GOAL OF THE EXERCISE »
Each of the entries should be retyped precisely as it appears.

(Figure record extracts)
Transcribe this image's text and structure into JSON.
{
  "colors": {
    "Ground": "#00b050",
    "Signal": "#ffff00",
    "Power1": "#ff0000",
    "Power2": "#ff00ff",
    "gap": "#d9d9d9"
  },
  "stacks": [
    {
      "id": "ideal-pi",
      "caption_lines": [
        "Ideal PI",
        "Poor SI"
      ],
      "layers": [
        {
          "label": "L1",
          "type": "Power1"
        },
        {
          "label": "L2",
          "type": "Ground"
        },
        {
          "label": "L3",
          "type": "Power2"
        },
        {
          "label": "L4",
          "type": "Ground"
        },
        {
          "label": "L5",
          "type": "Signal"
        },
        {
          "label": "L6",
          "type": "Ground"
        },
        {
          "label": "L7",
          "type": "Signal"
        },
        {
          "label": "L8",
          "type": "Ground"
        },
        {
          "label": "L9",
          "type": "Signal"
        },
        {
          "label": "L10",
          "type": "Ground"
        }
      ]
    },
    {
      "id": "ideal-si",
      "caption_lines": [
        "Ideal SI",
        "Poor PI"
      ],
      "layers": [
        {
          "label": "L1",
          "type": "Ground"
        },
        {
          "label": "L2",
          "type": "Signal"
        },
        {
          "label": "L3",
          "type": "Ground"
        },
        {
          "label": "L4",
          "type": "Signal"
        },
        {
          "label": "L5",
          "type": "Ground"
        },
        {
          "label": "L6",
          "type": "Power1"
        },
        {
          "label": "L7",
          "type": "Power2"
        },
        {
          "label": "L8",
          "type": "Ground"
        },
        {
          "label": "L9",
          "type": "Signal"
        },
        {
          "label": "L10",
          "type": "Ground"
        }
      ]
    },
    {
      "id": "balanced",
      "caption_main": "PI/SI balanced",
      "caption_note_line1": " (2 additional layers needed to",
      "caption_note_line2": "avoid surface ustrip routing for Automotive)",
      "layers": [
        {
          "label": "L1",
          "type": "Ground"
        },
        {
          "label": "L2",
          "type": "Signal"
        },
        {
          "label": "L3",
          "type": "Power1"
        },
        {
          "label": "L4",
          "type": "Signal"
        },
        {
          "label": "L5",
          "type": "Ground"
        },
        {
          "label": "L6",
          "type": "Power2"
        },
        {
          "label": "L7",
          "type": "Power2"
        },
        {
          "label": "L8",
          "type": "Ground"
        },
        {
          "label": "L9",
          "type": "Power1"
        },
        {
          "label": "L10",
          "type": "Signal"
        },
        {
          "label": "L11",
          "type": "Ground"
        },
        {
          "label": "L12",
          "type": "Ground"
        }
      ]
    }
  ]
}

CORRECT RESPONSE »
Transcribe this image's text and structure into JSON.
{
  "colors": {
    "Ground": "#00b050",
    "Signal": "#ffff00",
    "Power1": "#ff0000",
    "Power2": "#ff00ff",
    "gap": "#d9d9d9"
  },
  "stacks": [
    {
      "id": "ideal-pi",
      "caption_lines": [
        "Ideal PI",
        "Poor SI"
      ],
      "layers": [
        {
          "label": "L1",
          "type": "Power1"
        },
        {
          "label": "L2",
          "type": "Ground"
        },
        {
          "label": "L3",
          "type": "Power2"
        },
        {
          "label": "L4",
          "type": "Ground"
        },
        {
          "label": "L5",
          "type": "Signal"
        },
        {
          "label": "L6",
          "type": "Ground"
        },
        {
          "label": "L7",
          "type": "Signal"
        },
        {
          "label": "L8",
          "type": "Ground"
        },
        {
          "label": "L9",
          "type": "Signal"
        },
        {
          "label": "L10",
          "type": "Ground"
        }
      ]
    },
    {
      "id": "ideal-si",
      "caption_lines": [
        "Ideal SI",
        "Poor PI"
      ],
      "layers": [
        {
          "label": "L1",
          "type": "Ground"
        },
        {
          "label": "L2",
          "type": "Signal"
        },
        {
          "label": "L3",
          "type": "Ground"
        },
        {
          "label": "L4",
          "type": "Signal"
        },
        {
          "label": "L5",
          "type": "Ground"
        },
        {
          "label": "L6",
          "type": "Power1"
        },
        {
          "label": "L7",
          "type": "Power2"
        },
        {
          "label": "L8",
          "type": "Ground"
        },
        {
          "label": "L9",
          "type": "Signal"
        },
        {
          "label": "L10",
          "type": "Ground"
        }
      ]
    },
    {
      "id": "balanced",
      "caption_main": "PI/SI balanced",
      "caption_note_line1": " (2 additional layers needed to",
      "caption_note_line2": "avoid surface ustrip routing for Automotive)",
      "layers": [
        {
          "label": "L1",
          "type": "Ground"
        },
        {
          "label": "L2",
          "type": "Signal"
        },
        {
          "label": "L3",
          "type": "Power1"
        },
        {
          "label": "L4",
          "type": "Signal"
        },
        {
          "label": "L5",
          "type": "Ground"
        },
        {
          "label": "L6",
          "type": "Power2"
        },
        {
          "label": "L7",
          "type": "Power2"
        },
        {
          "label": "L8",
          "type": "Ground"
        },
        {
          "label": "L9",
          "type": "Power1"
        },
        {
          "label": "L10",
          "type": "Signal"
        },
        {
          "label": "L11",
          "type": "Ground"
        },
        {
          "label": "L12",
          "type": "Ground"
        }
      ]
    }
  ]
}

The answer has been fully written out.